■ PROVIDED DATA

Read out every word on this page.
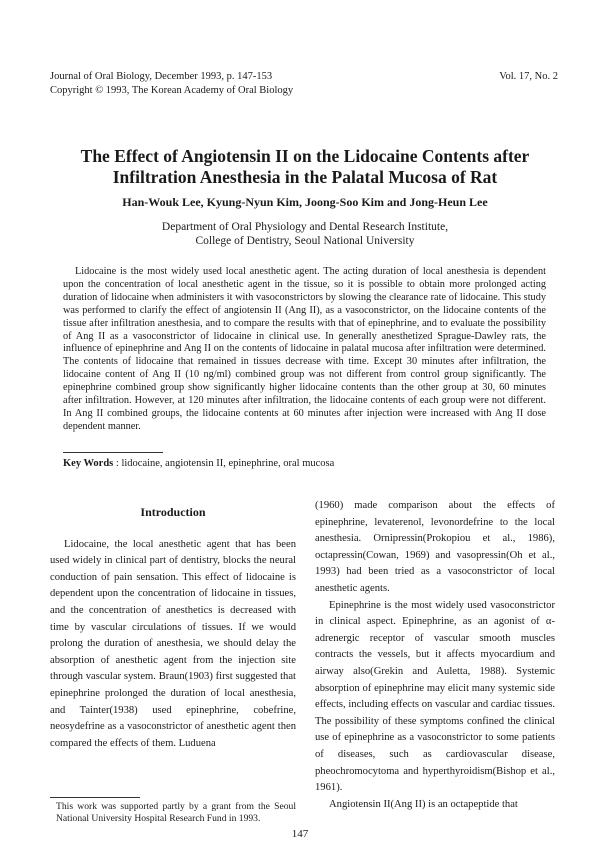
Journal of Oral Biology, December 1993, p. 147-153
Copyright © 1993, The Korean Academy of Oral Biology
Vol. 17, No. 2
The Effect of Angiotensin II on the Lidocaine Contents after Infiltration Anesthesia in the Palatal Mucosa of Rat
Han-Wouk Lee, Kyung-Nyun Kim, Joong-Soo Kim and Jong-Heun Lee
Department of Oral Physiology and Dental Research Institute,
College of Dentistry, Seoul National University
Lidocaine is the most widely used local anesthetic agent. The acting duration of local anesthesia is dependent upon the concentration of local anesthetic agent in the tissue, so it is possible to obtain more prolonged acting duration of lidocaine when administers it with vasoconstrictors by slowing the clearance rate of lidocaine. This study was performed to clarify the effect of angiotensin II (Ang II), as a vasoconstrictor, on the lidocaine contents of the tissue after infiltration anesthesia, and to compare the results with that of epinephrine, and to evaluate the possibility of Ang II as a vasoconstrictor of lidocaine in clinical use. In generally anesthetized Sprague-Dawley rats, the influence of epinephrine and Ang II on the contents of lidocaine in palatal mucosa after infiltration were determined. The contents of lidocaine that remained in tissues decrease with time. Except 30 minutes after infiltration, the lidocaine content of Ang II (10 ng/ml) combined group was not different from control group significantly. The epinephrine combined group show significantly higher lidocaine contents than the other group at 30, 60 minutes after infiltration. However, at 120 minutes after infiltration, the lidocaine contents of each group were not different. In Ang II combined groups, the lidocaine contents at 60 minutes after injection were increased with Ang II dose dependent manner.
Key Words : lidocaine, angiotensin II, epinephrine, oral mucosa
Introduction

Lidocaine, the local anesthetic agent that has been used widely in clinical part of dentistry, blocks the neural conduction of pain sensation. This effect of lidocaine is dependent upon the concentration of lidocaine in tissues, and the concentration of anesthetics is decreased with time by vascular circulations of tissues. If we would prolong the duration of anesthesia, we should delay the absorption of anesthetic agent from the injection site through vascular system. Braun(1903) first suggested that epinephrine prolonged the duration of local anesthesia, and Tainter(1938) used epinephrine, cobefrine, neosydefrine as a vasoconstrictor of anesthetic agent then compared the effects of them. Luduena

(1960) made comparison about the effects of epinephrine, levaterenol, levonordefrine to the local anesthesia. Ornipressin(Prokopiou et al., 1986), octapressin(Cowan, 1969) and vasopressin(Oh et al., 1993) had been tried as a vasoconstrictor of local anesthetic agents.

Epinephrine is the most widely used vasoconstrictor in clinical aspect. Epinephrine, as an agonist of α-adrenergic receptor of vascular smooth muscles contracts the vessels, but it affects myocardium and airway also(Grekin and Auletta, 1988). Systemic absorption of epinephrine may elicit many systemic side effects, including effects on vascular and cardiac tissues. The possibility of these symptoms confined the clinical use of epinephrine as a vasoconstrictor to some patients of diseases, such as cardiovascular disease, pheochromocytoma and hyperthyroidism(Bishop et al., 1961).

Angiotensin II(Ang II) is an octapeptide that

This work was supported partly by a grant from the Seoul National University Hospital Research Fund in 1993.
147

■ PROBLEM DESCRIPTION
Some lines above hold the word "been". Copy all of them.

■ ANSWER FOR THE TASK
Lidocaine, the local anesthetic agent that has been used widely in clinical part of dentistry, blocks the neural conduction of pain sensation. This effect of lidocaine is dependent upon the concentration of lidocaine in tissues, and the concentration of anesthetics is decreased with time by vascular circulations of tissues. If we would prolong the duration of anesthesia, we should delay the absorption of anesthetic agent from the injection site through vascular system. Braun(1903) first suggested that epinephrine prolonged the duration of local anesthesia, and Tainter(1938) used epinephrine, cobefrine, neosydefrine as a vasoconstrictor of anesthetic agent then compared the effects of them. Luduena
(1960) made comparison about the effects of epinephrine, levaterenol, levonordefrine to the local anesthesia. Ornipressin(Prokopiou et al., 1986), octapressin(Cowan, 1969) and vasopressin(Oh et al., 1993) had been tried as a vasoconstrictor of local anesthetic agents.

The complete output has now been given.